> TO DO: Reproduce the records below exactly as they appear, omitting any pictures they contain.

— start EXTRACTED ENTRIES —

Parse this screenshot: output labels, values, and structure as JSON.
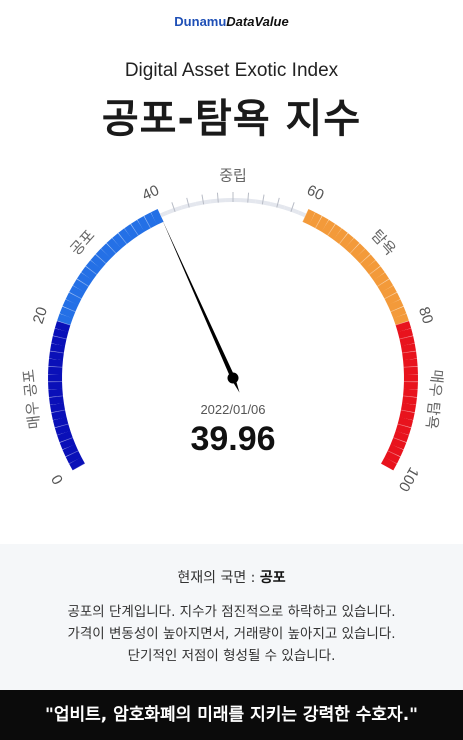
{
  "brand": {
    "part1": "Dunamu",
    "part2": "DataValue"
  },
  "header": {
    "subtitle": "Digital Asset Exotic Index",
    "title": "공포-탐욕 지수"
  },
  "gauge": {
    "date": "2022/01/06",
    "value_label": "39.96",
    "value": 39.96,
    "min": 0,
    "max": 100,
    "tick_labels": [
      "0",
      "20",
      "40",
      "60",
      "80",
      "100"
    ],
    "zones": [
      "매우 공포",
      "공포",
      "중립",
      "탐욕",
      "매우 탐욕"
    ],
    "colors": {
      "extreme_fear": "#0a10b8",
      "fear": "#2470e6",
      "neutral": "#e4e7ee",
      "greed": "#f39a3a",
      "extreme_greed": "#e8131d",
      "needle": "#000000"
    }
  },
  "info": {
    "phase_prefix": "현재의 국면 : ",
    "phase_value": "공포",
    "desc_lines": [
      "공포의 단계입니다. 지수가 점진적으로 하락하고 있습니다.",
      "가격이 변동성이 높아지면서, 거래량이 높아지고 있습니다.",
      "단기적인 저점이 형성될 수 있습니다."
    ]
  },
  "footer": {
    "slogan": "\"업비트, 암호화폐의 미래를 지키는 강력한 수호자.\""
  }
}
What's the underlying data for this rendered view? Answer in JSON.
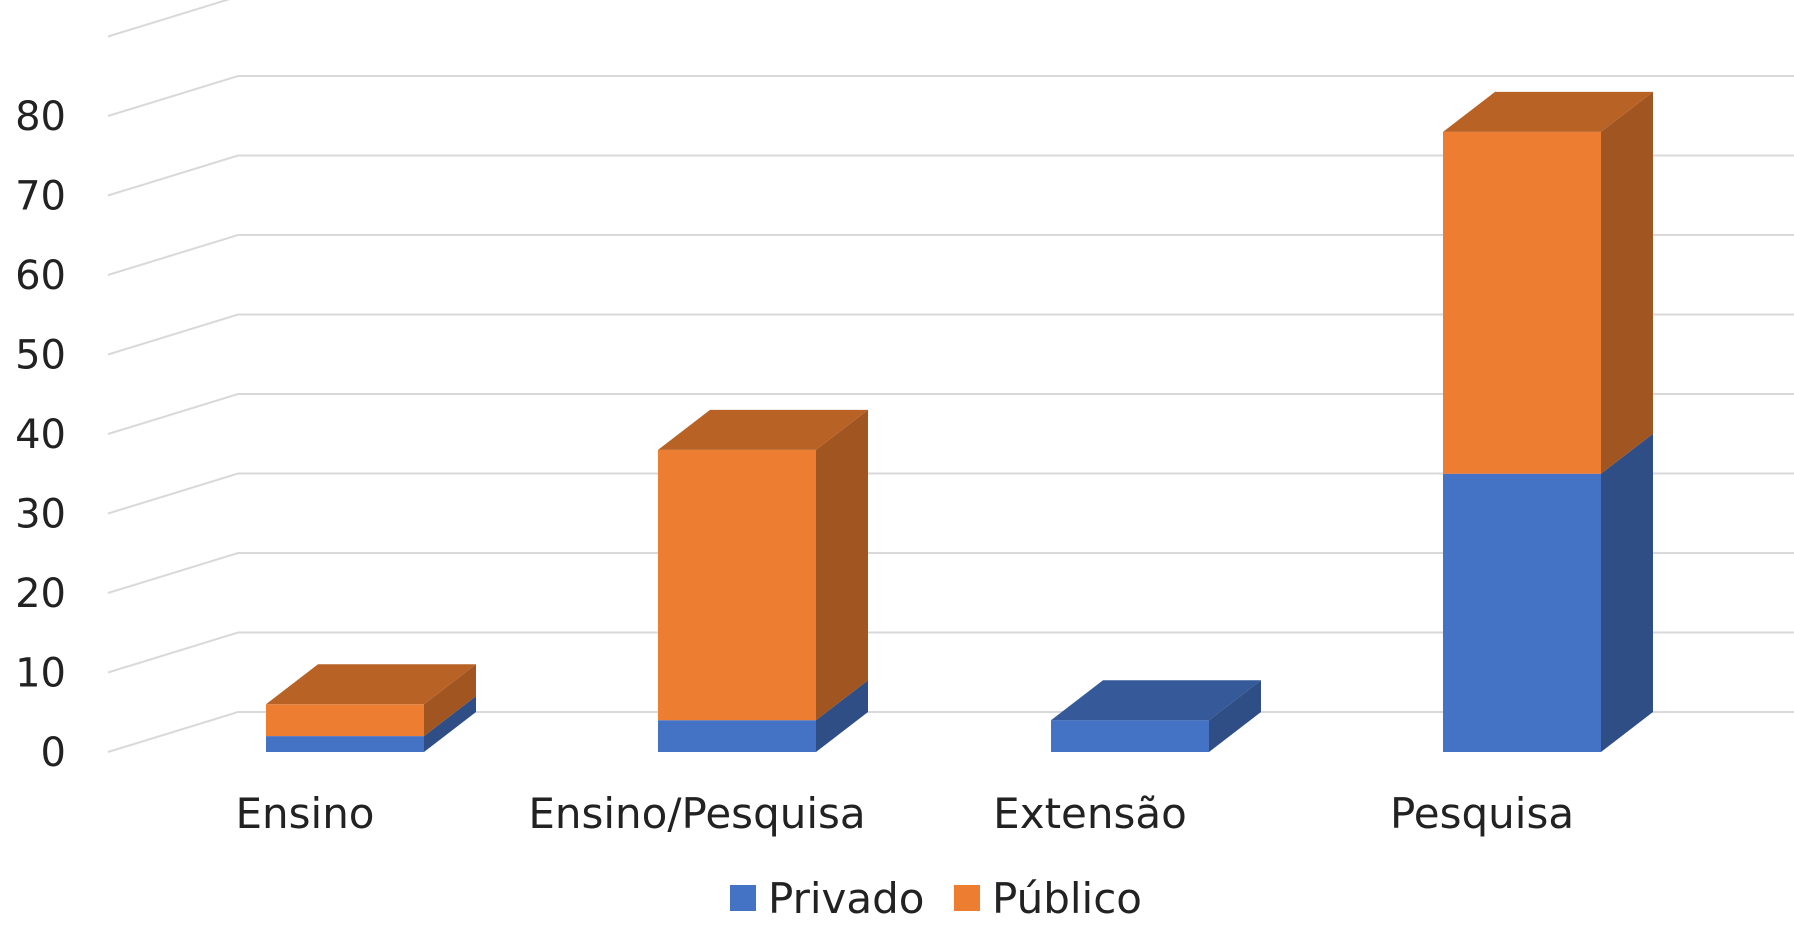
{
  "chart_data": {
    "type": "bar",
    "stacked": true,
    "three_d": true,
    "title": "",
    "xlabel": "",
    "ylabel": "",
    "categories": [
      "Ensino",
      "Ensino/Pesquisa",
      "Extensão",
      "Pesquisa"
    ],
    "series": [
      {
        "name": "Privado",
        "color": "#4472C4",
        "values": [
          2,
          4,
          4,
          35
        ]
      },
      {
        "name": "Público",
        "color": "#ED7D31",
        "values": [
          4,
          34,
          0,
          43
        ]
      }
    ],
    "y_ticks": [
      "0",
      "10",
      "20",
      "30",
      "40",
      "50",
      "60",
      "70",
      "80"
    ],
    "ylim": [
      0,
      90
    ],
    "grid": true,
    "legend": {
      "position": "bottom"
    }
  }
}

— end EXTRACTED ENTRIES —

> SOLUTION FOR THIS TASK:
Parse this screenshot: output labels, values, and structure as JSON.
{
  "brand": {
    "part1": "Dunamu",
    "part2": "DataValue"
  },
  "header": {
    "subtitle": "Digital Asset Exotic Index",
    "title": "공포-탐욕 지수"
  },
  "gauge": {
    "date": "2022/01/06",
    "value_label": "39.96",
    "value": 39.96,
    "min": 0,
    "max": 100,
    "tick_labels": [
      "0",
      "20",
      "40",
      "60",
      "80",
      "100"
    ],
    "zones": [
      "매우 공포",
      "공포",
      "중립",
      "탐욕",
      "매우 탐욕"
    ],
    "colors": {
      "extreme_fear": "#0a10b8",
      "fear": "#2470e6",
      "neutral": "#e4e7ee",
      "greed": "#f39a3a",
      "extreme_greed": "#e8131d",
      "needle": "#000000"
    }
  },
  "info": {
    "phase_prefix": "현재의 국면 : ",
    "phase_value": "공포",
    "desc_lines": [
      "공포의 단계입니다. 지수가 점진적으로 하락하고 있습니다.",
      "가격이 변동성이 높아지면서, 거래량이 높아지고 있습니다.",
      "단기적인 저점이 형성될 수 있습니다."
    ]
  },
  "footer": {
    "slogan": "\"업비트, 암호화폐의 미래를 지키는 강력한 수호자.\""
  }
}
What's the underlying data for this rendered view? Answer in JSON.
{
  "chart_data": {
    "type": "bar",
    "stacked": true,
    "three_d": true,
    "title": "",
    "xlabel": "",
    "ylabel": "",
    "categories": [
      "Ensino",
      "Ensino/Pesquisa",
      "Extensão",
      "Pesquisa"
    ],
    "series": [
      {
        "name": "Privado",
        "color": "#4472C4",
        "values": [
          2,
          4,
          4,
          35
        ]
      },
      {
        "name": "Público",
        "color": "#ED7D31",
        "values": [
          4,
          34,
          0,
          43
        ]
      }
    ],
    "y_ticks": [
      "0",
      "10",
      "20",
      "30",
      "40",
      "50",
      "60",
      "70",
      "80"
    ],
    "ylim": [
      0,
      90
    ],
    "grid": true,
    "legend": {
      "position": "bottom"
    }
  }
}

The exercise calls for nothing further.